RECORD EXCERPTS.

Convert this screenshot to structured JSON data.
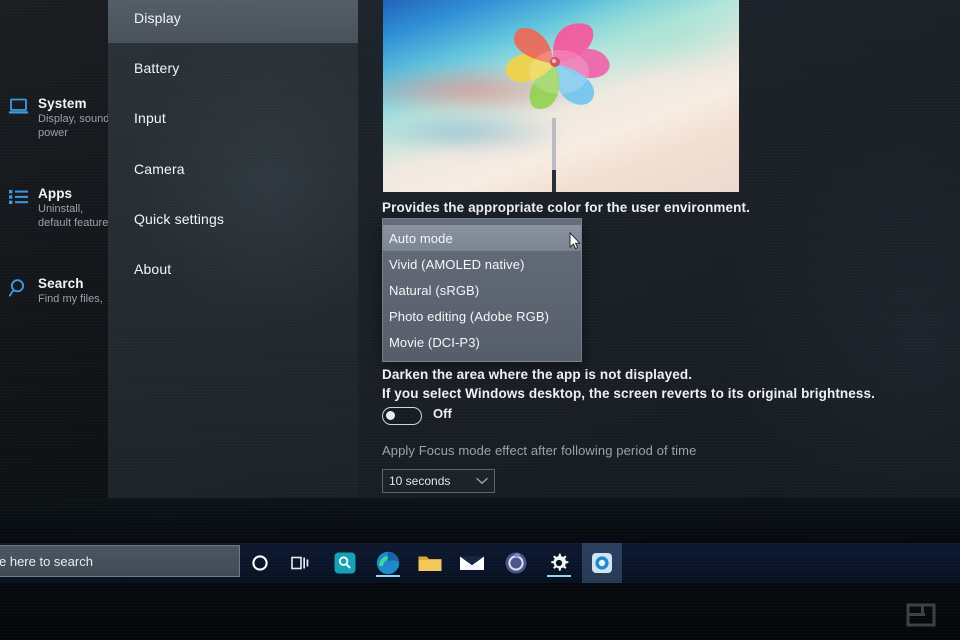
{
  "window": {
    "title": "Settings"
  },
  "categories": [
    {
      "icon": "laptop-icon",
      "title": "System",
      "subtitle": "Display, sound, power"
    },
    {
      "icon": "list-icon",
      "title": "Apps",
      "subtitle": "Uninstall, default features"
    },
    {
      "icon": "magnifier-icon",
      "title": "Search",
      "subtitle": "Find my files,"
    }
  ],
  "nav": {
    "items": [
      {
        "label": "Display",
        "selected": true
      },
      {
        "label": "Battery",
        "selected": false
      },
      {
        "label": "Input",
        "selected": false
      },
      {
        "label": "Camera",
        "selected": false
      },
      {
        "label": "Quick settings",
        "selected": false
      },
      {
        "label": "About",
        "selected": false
      }
    ]
  },
  "content": {
    "color_mode_description": "Provides the appropriate color for the user environment.",
    "color_mode_options": [
      {
        "label": "Auto mode",
        "highlighted": true
      },
      {
        "label": "Vivid (AMOLED native)",
        "highlighted": false
      },
      {
        "label": "Natural (sRGB)",
        "highlighted": false
      },
      {
        "label": "Photo editing (Adobe RGB)",
        "highlighted": false
      },
      {
        "label": "Movie (DCI-P3)",
        "highlighted": false
      }
    ],
    "focus_mode_line_1": "Darken the area where the app is not displayed.",
    "focus_mode_line_2": "If you select Windows desktop, the screen reverts to its original brightness.",
    "focus_toggle_state": "Off",
    "focus_delay_label": "Apply Focus mode effect after following period of time",
    "focus_delay_value": "10 seconds",
    "focus_delay_chevron": "chevron-down-icon",
    "preview_image_alt": "colorful-pinwheel-wallpaper"
  },
  "taskbar": {
    "search_placeholder": "e here to search",
    "icons": [
      {
        "name": "cortana-icon",
        "active": false,
        "underline": false
      },
      {
        "name": "task-view-icon",
        "active": false,
        "underline": false
      },
      {
        "name": "search-app-icon",
        "active": false,
        "underline": false
      },
      {
        "name": "edge-browser-icon",
        "active": false,
        "underline": true
      },
      {
        "name": "file-explorer-icon",
        "active": false,
        "underline": false
      },
      {
        "name": "mail-icon",
        "active": false,
        "underline": false
      },
      {
        "name": "circle-app-icon",
        "active": false,
        "underline": false
      },
      {
        "name": "settings-gear-icon",
        "active": false,
        "underline": true
      },
      {
        "name": "display-app-icon",
        "active": true,
        "underline": false
      }
    ]
  },
  "watermark": {
    "name": "engadget-logo"
  },
  "colors": {
    "accent_blue": "#3d9ae0",
    "taskbar_bg": "#0a1429",
    "nav_bg": "#252c32",
    "dropdown_bg": "#5c6472",
    "highlight": "#a8b2be",
    "text_primary": "#f2f4f6",
    "text_dim": "#9aa3ab",
    "underline_teal": "#8fd8ef"
  }
}
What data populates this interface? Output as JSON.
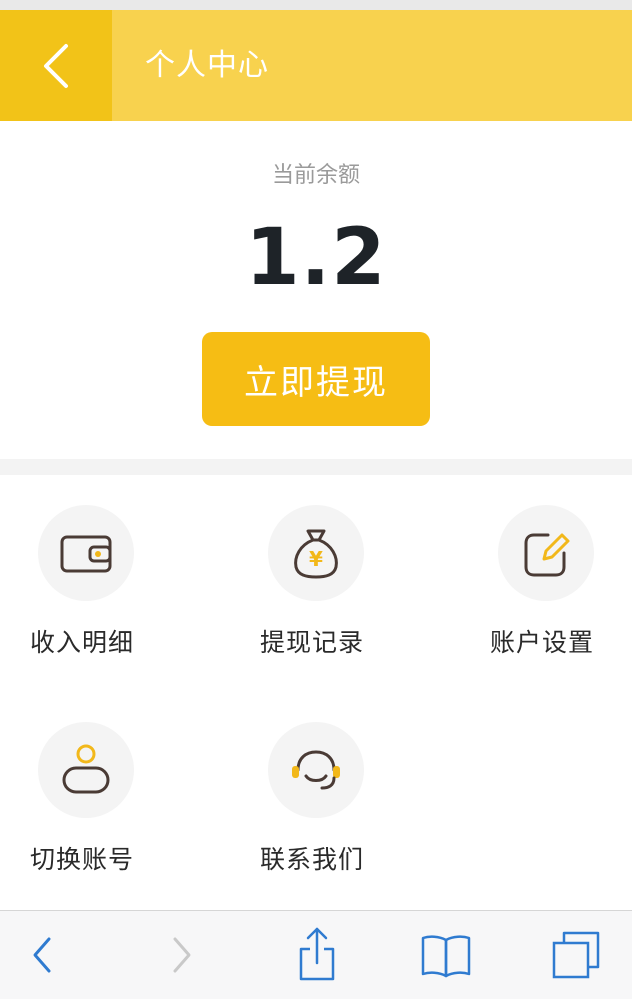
{
  "header": {
    "title": "个人中心",
    "back_icon": "chevron-left-icon"
  },
  "balance": {
    "label": "当前余额",
    "value": "1.2"
  },
  "withdraw_button": {
    "label": "立即提现"
  },
  "menu": [
    {
      "label": "收入明细",
      "icon": "wallet-icon"
    },
    {
      "label": "提现记录",
      "icon": "money-bag-icon"
    },
    {
      "label": "账户设置",
      "icon": "edit-icon"
    },
    {
      "label": "切换账号",
      "icon": "user-icon"
    },
    {
      "label": "联系我们",
      "icon": "headset-icon"
    }
  ],
  "browser_toolbar": {
    "icons": [
      "back-icon",
      "forward-icon",
      "share-icon",
      "bookmarks-icon",
      "tabs-icon"
    ]
  },
  "colors": {
    "header_bg": "#f8d24e",
    "back_box_bg": "#f2c318",
    "accent": "#f6bd14",
    "icon_stroke": "#4a3b35",
    "icon_accent": "#f2b81a",
    "browser_blue": "#2f7bd0"
  }
}
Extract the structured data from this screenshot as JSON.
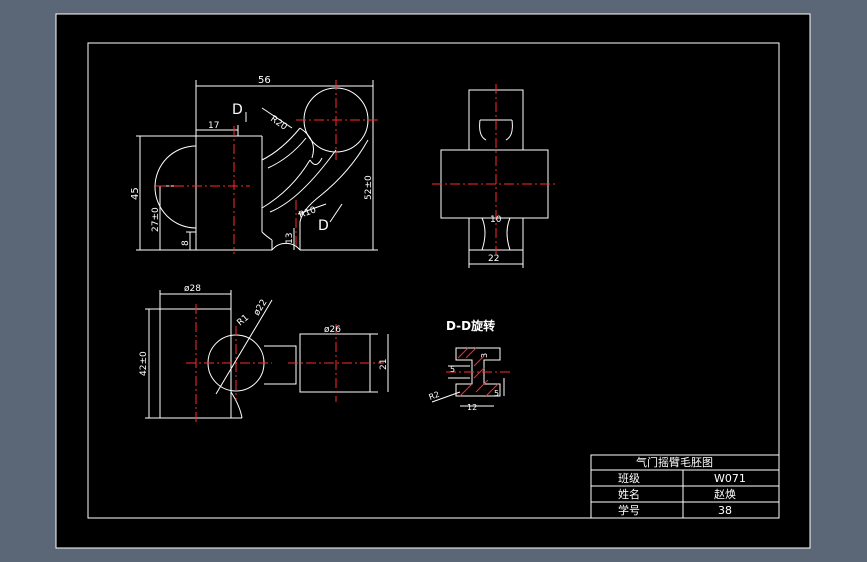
{
  "drawing": {
    "top_view": {
      "dim_width": "56",
      "dim_17": "17",
      "dim_r20": "R20",
      "dim_r10": "R10",
      "dim_height": "45",
      "dim_27": "27±0",
      "dim_8": "8",
      "dim_13": "13",
      "dim_52": "52±0",
      "section_mark_1": "D",
      "section_mark_2": "D"
    },
    "side_view": {
      "dim_10": "10",
      "dim_22": "22"
    },
    "bottom_view": {
      "dim_d28": "ø28",
      "dim_d22": "ø22",
      "dim_r1": "R1",
      "dim_42": "42±0",
      "dim_d26": "ø26",
      "dim_21": "21"
    },
    "section_view": {
      "title": "D-D旋转",
      "dim_r2": "R2",
      "dim_12": "12",
      "dim_5a": "5",
      "dim_5b": "5",
      "dim_3": "3"
    }
  },
  "title_block": {
    "title": "气门摇臂毛胚图",
    "row1_label": "班级",
    "row1_value": "W071",
    "row2_label": "姓名",
    "row2_value": "赵焕",
    "row3_label": "学号",
    "row3_value": "38"
  },
  "colors": {
    "background": "#5b6776",
    "sheet": "#000000",
    "line": "#ffffff",
    "centerline": "#ff2a2a"
  }
}
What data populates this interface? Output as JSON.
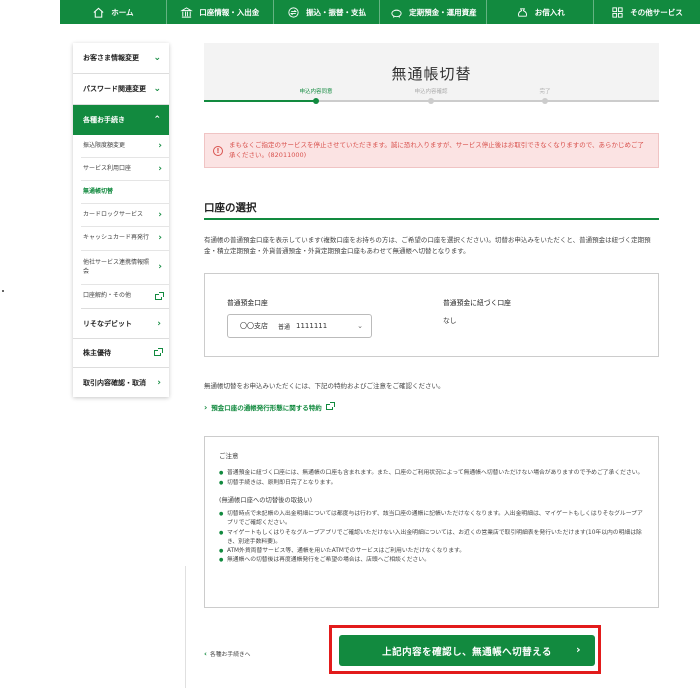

GIVEN EXERCISE. Write down the number of lines where the word "JSON" appears, and nothing further.

ANSWER. 4